- _Task statement_
In the copy, include every entry exactly but none of the images.

- _Extracted records_
§

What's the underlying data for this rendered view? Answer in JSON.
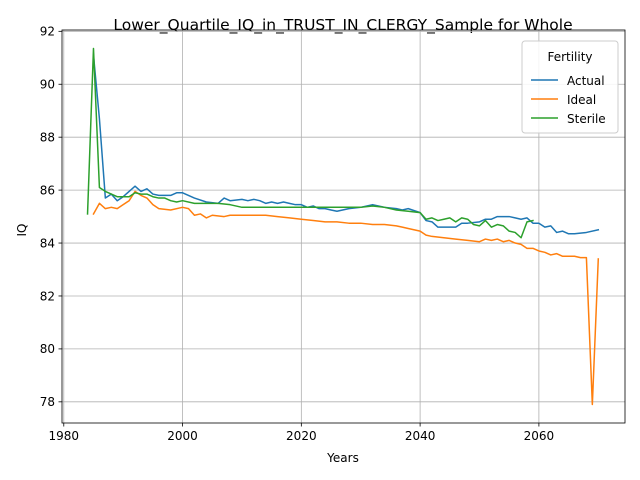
{
  "chart_data": {
    "type": "line",
    "title": "Lower_Quartile_IQ_in_TRUST_IN_CLERGY_Sample for Whole",
    "xlabel": "Years",
    "ylabel": "IQ",
    "xlim": [
      1979.7,
      2074.5
    ],
    "ylim": [
      77.2,
      92.05
    ],
    "xticks": [
      1980,
      2000,
      2020,
      2040,
      2060
    ],
    "yticks": [
      78,
      80,
      82,
      84,
      86,
      88,
      90,
      92
    ],
    "grid": true,
    "legend": {
      "title": "Fertility",
      "position": "top-right"
    },
    "series": [
      {
        "name": "Actual",
        "color": "#1f77b4",
        "x": [
          1985,
          1986,
          1987,
          1988,
          1989,
          1990,
          1991,
          1992,
          1993,
          1994,
          1995,
          1996,
          1997,
          1998,
          1999,
          2000,
          2002,
          2004,
          2006,
          2007,
          2008,
          2010,
          2011,
          2012,
          2013,
          2014,
          2015,
          2016,
          2017,
          2018,
          2019,
          2020,
          2021,
          2022,
          2023,
          2024,
          2025,
          2026,
          2028,
          2030,
          2032,
          2034,
          2036,
          2037,
          2038,
          2040,
          2041,
          2042,
          2043,
          2044,
          2046,
          2047,
          2048,
          2050,
          2051,
          2052,
          2053,
          2054,
          2055,
          2056,
          2057,
          2058,
          2059,
          2060,
          2061,
          2062,
          2063,
          2064,
          2065,
          2066,
          2068,
          2070
        ],
        "y": [
          91.1,
          88.7,
          85.7,
          85.85,
          85.6,
          85.75,
          85.95,
          86.15,
          85.95,
          86.05,
          85.85,
          85.8,
          85.8,
          85.8,
          85.9,
          85.9,
          85.7,
          85.55,
          85.5,
          85.7,
          85.6,
          85.65,
          85.6,
          85.65,
          85.6,
          85.5,
          85.55,
          85.5,
          85.55,
          85.5,
          85.45,
          85.45,
          85.35,
          85.4,
          85.3,
          85.3,
          85.25,
          85.2,
          85.3,
          85.35,
          85.45,
          85.35,
          85.3,
          85.25,
          85.3,
          85.15,
          84.85,
          84.8,
          84.6,
          84.6,
          84.6,
          84.75,
          84.75,
          84.8,
          84.9,
          84.9,
          85.0,
          85.0,
          85.0,
          84.95,
          84.9,
          84.95,
          84.75,
          84.75,
          84.6,
          84.65,
          84.4,
          84.45,
          84.35,
          84.35,
          84.4,
          84.5
        ]
      },
      {
        "name": "Ideal",
        "color": "#ff7f0e",
        "x": [
          1985,
          1986,
          1987,
          1988,
          1989,
          1990,
          1991,
          1992,
          1993,
          1994,
          1995,
          1996,
          1998,
          2000,
          2001,
          2002,
          2003,
          2004,
          2005,
          2007,
          2008,
          2010,
          2012,
          2014,
          2016,
          2018,
          2020,
          2022,
          2024,
          2026,
          2028,
          2030,
          2032,
          2034,
          2036,
          2037,
          2038,
          2040,
          2041,
          2042,
          2044,
          2046,
          2048,
          2050,
          2051,
          2052,
          2053,
          2054,
          2055,
          2056,
          2057,
          2058,
          2059,
          2060,
          2061,
          2062,
          2063,
          2064,
          2065,
          2066,
          2067,
          2068,
          2069,
          2070
        ],
        "y": [
          85.1,
          85.5,
          85.3,
          85.35,
          85.3,
          85.45,
          85.6,
          85.95,
          85.8,
          85.7,
          85.45,
          85.3,
          85.25,
          85.35,
          85.3,
          85.05,
          85.1,
          84.95,
          85.05,
          85.0,
          85.05,
          85.05,
          85.05,
          85.05,
          85.0,
          84.95,
          84.9,
          84.85,
          84.8,
          84.8,
          84.75,
          84.75,
          84.7,
          84.7,
          84.65,
          84.6,
          84.55,
          84.45,
          84.3,
          84.25,
          84.2,
          84.15,
          84.1,
          84.05,
          84.15,
          84.1,
          84.15,
          84.05,
          84.1,
          84.0,
          83.95,
          83.8,
          83.8,
          83.7,
          83.65,
          83.55,
          83.6,
          83.5,
          83.5,
          83.5,
          83.45,
          83.45,
          77.9,
          83.4
        ]
      },
      {
        "name": "Sterile",
        "color": "#2ca02c",
        "x": [
          1984,
          1985,
          1986,
          1987,
          1988,
          1989,
          1990,
          1991,
          1992,
          1993,
          1994,
          1995,
          1996,
          1997,
          1998,
          1999,
          2000,
          2002,
          2004,
          2006,
          2008,
          2010,
          2012,
          2014,
          2016,
          2018,
          2020,
          2022,
          2024,
          2026,
          2028,
          2030,
          2032,
          2034,
          2036,
          2038,
          2040,
          2041,
          2042,
          2043,
          2044,
          2045,
          2046,
          2047,
          2048,
          2049,
          2050,
          2051,
          2052,
          2053,
          2054,
          2055,
          2056,
          2057,
          2058,
          2059
        ],
        "y": [
          85.1,
          91.35,
          86.1,
          85.95,
          85.85,
          85.75,
          85.75,
          85.75,
          85.9,
          85.85,
          85.85,
          85.75,
          85.7,
          85.7,
          85.6,
          85.55,
          85.6,
          85.5,
          85.5,
          85.5,
          85.45,
          85.35,
          85.35,
          85.35,
          85.35,
          85.35,
          85.35,
          85.35,
          85.35,
          85.35,
          85.35,
          85.35,
          85.4,
          85.35,
          85.25,
          85.2,
          85.15,
          84.9,
          84.95,
          84.85,
          84.9,
          84.95,
          84.8,
          84.95,
          84.9,
          84.7,
          84.65,
          84.85,
          84.6,
          84.7,
          84.65,
          84.45,
          84.4,
          84.2,
          84.8,
          84.85
        ]
      }
    ]
  }
}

§

- _Output below_
What's the underlying data for this rendered view? Answer in JSON.
{
  "chart_data": {
    "type": "line",
    "title": "Lower_Quartile_IQ_in_TRUST_IN_CLERGY_Sample for Whole",
    "xlabel": "Years",
    "ylabel": "IQ",
    "xlim": [
      1979.7,
      2074.5
    ],
    "ylim": [
      77.2,
      92.05
    ],
    "xticks": [
      1980,
      2000,
      2020,
      2040,
      2060
    ],
    "yticks": [
      78,
      80,
      82,
      84,
      86,
      88,
      90,
      92
    ],
    "grid": true,
    "legend": {
      "title": "Fertility",
      "position": "top-right"
    },
    "series": [
      {
        "name": "Actual",
        "color": "#1f77b4",
        "x": [
          1985,
          1986,
          1987,
          1988,
          1989,
          1990,
          1991,
          1992,
          1993,
          1994,
          1995,
          1996,
          1997,
          1998,
          1999,
          2000,
          2002,
          2004,
          2006,
          2007,
          2008,
          2010,
          2011,
          2012,
          2013,
          2014,
          2015,
          2016,
          2017,
          2018,
          2019,
          2020,
          2021,
          2022,
          2023,
          2024,
          2025,
          2026,
          2028,
          2030,
          2032,
          2034,
          2036,
          2037,
          2038,
          2040,
          2041,
          2042,
          2043,
          2044,
          2046,
          2047,
          2048,
          2050,
          2051,
          2052,
          2053,
          2054,
          2055,
          2056,
          2057,
          2058,
          2059,
          2060,
          2061,
          2062,
          2063,
          2064,
          2065,
          2066,
          2068,
          2070
        ],
        "y": [
          91.1,
          88.7,
          85.7,
          85.85,
          85.6,
          85.75,
          85.95,
          86.15,
          85.95,
          86.05,
          85.85,
          85.8,
          85.8,
          85.8,
          85.9,
          85.9,
          85.7,
          85.55,
          85.5,
          85.7,
          85.6,
          85.65,
          85.6,
          85.65,
          85.6,
          85.5,
          85.55,
          85.5,
          85.55,
          85.5,
          85.45,
          85.45,
          85.35,
          85.4,
          85.3,
          85.3,
          85.25,
          85.2,
          85.3,
          85.35,
          85.45,
          85.35,
          85.3,
          85.25,
          85.3,
          85.15,
          84.85,
          84.8,
          84.6,
          84.6,
          84.6,
          84.75,
          84.75,
          84.8,
          84.9,
          84.9,
          85.0,
          85.0,
          85.0,
          84.95,
          84.9,
          84.95,
          84.75,
          84.75,
          84.6,
          84.65,
          84.4,
          84.45,
          84.35,
          84.35,
          84.4,
          84.5
        ]
      },
      {
        "name": "Ideal",
        "color": "#ff7f0e",
        "x": [
          1985,
          1986,
          1987,
          1988,
          1989,
          1990,
          1991,
          1992,
          1993,
          1994,
          1995,
          1996,
          1998,
          2000,
          2001,
          2002,
          2003,
          2004,
          2005,
          2007,
          2008,
          2010,
          2012,
          2014,
          2016,
          2018,
          2020,
          2022,
          2024,
          2026,
          2028,
          2030,
          2032,
          2034,
          2036,
          2037,
          2038,
          2040,
          2041,
          2042,
          2044,
          2046,
          2048,
          2050,
          2051,
          2052,
          2053,
          2054,
          2055,
          2056,
          2057,
          2058,
          2059,
          2060,
          2061,
          2062,
          2063,
          2064,
          2065,
          2066,
          2067,
          2068,
          2069,
          2070
        ],
        "y": [
          85.1,
          85.5,
          85.3,
          85.35,
          85.3,
          85.45,
          85.6,
          85.95,
          85.8,
          85.7,
          85.45,
          85.3,
          85.25,
          85.35,
          85.3,
          85.05,
          85.1,
          84.95,
          85.05,
          85.0,
          85.05,
          85.05,
          85.05,
          85.05,
          85.0,
          84.95,
          84.9,
          84.85,
          84.8,
          84.8,
          84.75,
          84.75,
          84.7,
          84.7,
          84.65,
          84.6,
          84.55,
          84.45,
          84.3,
          84.25,
          84.2,
          84.15,
          84.1,
          84.05,
          84.15,
          84.1,
          84.15,
          84.05,
          84.1,
          84.0,
          83.95,
          83.8,
          83.8,
          83.7,
          83.65,
          83.55,
          83.6,
          83.5,
          83.5,
          83.5,
          83.45,
          83.45,
          77.9,
          83.4
        ]
      },
      {
        "name": "Sterile",
        "color": "#2ca02c",
        "x": [
          1984,
          1985,
          1986,
          1987,
          1988,
          1989,
          1990,
          1991,
          1992,
          1993,
          1994,
          1995,
          1996,
          1997,
          1998,
          1999,
          2000,
          2002,
          2004,
          2006,
          2008,
          2010,
          2012,
          2014,
          2016,
          2018,
          2020,
          2022,
          2024,
          2026,
          2028,
          2030,
          2032,
          2034,
          2036,
          2038,
          2040,
          2041,
          2042,
          2043,
          2044,
          2045,
          2046,
          2047,
          2048,
          2049,
          2050,
          2051,
          2052,
          2053,
          2054,
          2055,
          2056,
          2057,
          2058,
          2059
        ],
        "y": [
          85.1,
          91.35,
          86.1,
          85.95,
          85.85,
          85.75,
          85.75,
          85.75,
          85.9,
          85.85,
          85.85,
          85.75,
          85.7,
          85.7,
          85.6,
          85.55,
          85.6,
          85.5,
          85.5,
          85.5,
          85.45,
          85.35,
          85.35,
          85.35,
          85.35,
          85.35,
          85.35,
          85.35,
          85.35,
          85.35,
          85.35,
          85.35,
          85.4,
          85.35,
          85.25,
          85.2,
          85.15,
          84.9,
          84.95,
          84.85,
          84.9,
          84.95,
          84.8,
          84.95,
          84.9,
          84.7,
          84.65,
          84.85,
          84.6,
          84.7,
          84.65,
          84.45,
          84.4,
          84.2,
          84.8,
          84.85
        ]
      }
    ]
  }
}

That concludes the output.